- _What to do_:
Transcribe the records exactly. Pictures do not belong in the transcription.

- _Entries provided_:

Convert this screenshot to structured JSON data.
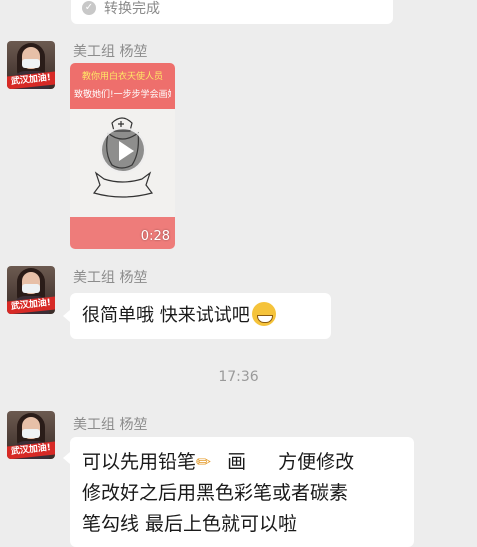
{
  "convert_notice": {
    "text": "转换完成",
    "icon": "check-circle-icon"
  },
  "messages": [
    {
      "sender": "美工组 杨堃",
      "avatar_banner": "武汉加油!",
      "type": "video",
      "video": {
        "caption_line1": "教你用白衣天使人员",
        "caption_line2": "致敬她们!一步步学会画她",
        "duration": "0:28"
      }
    },
    {
      "sender": "美工组 杨堃",
      "avatar_banner": "武汉加油!",
      "type": "text",
      "text": "很简单哦   快来试试吧"
    },
    {
      "sender": "美工组 杨堃",
      "avatar_banner": "武汉加油!",
      "type": "text",
      "lines": [
        "可以先用铅笔",
        "画",
        "方便修改",
        "修改好之后用黑色彩笔或者碳素",
        "笔勾线   最后上色就可以啦"
      ]
    }
  ],
  "time_divider": "17:36",
  "colors": {
    "background": "#ededed",
    "bubble": "#ffffff",
    "video_accent": "#ee6f6c",
    "avatar_banner": "#d72a26"
  }
}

- _Full answer_:
Convert this screenshot to structured JSON data.
{
  "convert_notice": {
    "text": "转换完成",
    "icon": "check-circle-icon"
  },
  "messages": [
    {
      "sender": "美工组 杨堃",
      "avatar_banner": "武汉加油!",
      "type": "video",
      "video": {
        "caption_line1": "教你用白衣天使人员",
        "caption_line2": "致敬她们!一步步学会画她",
        "duration": "0:28"
      }
    },
    {
      "sender": "美工组 杨堃",
      "avatar_banner": "武汉加油!",
      "type": "text",
      "text": "很简单哦   快来试试吧"
    },
    {
      "sender": "美工组 杨堃",
      "avatar_banner": "武汉加油!",
      "type": "text",
      "lines": [
        "可以先用铅笔",
        "画",
        "方便修改",
        "修改好之后用黑色彩笔或者碳素",
        "笔勾线   最后上色就可以啦"
      ]
    }
  ],
  "time_divider": "17:36",
  "colors": {
    "background": "#ededed",
    "bubble": "#ffffff",
    "video_accent": "#ee6f6c",
    "avatar_banner": "#d72a26"
  }
}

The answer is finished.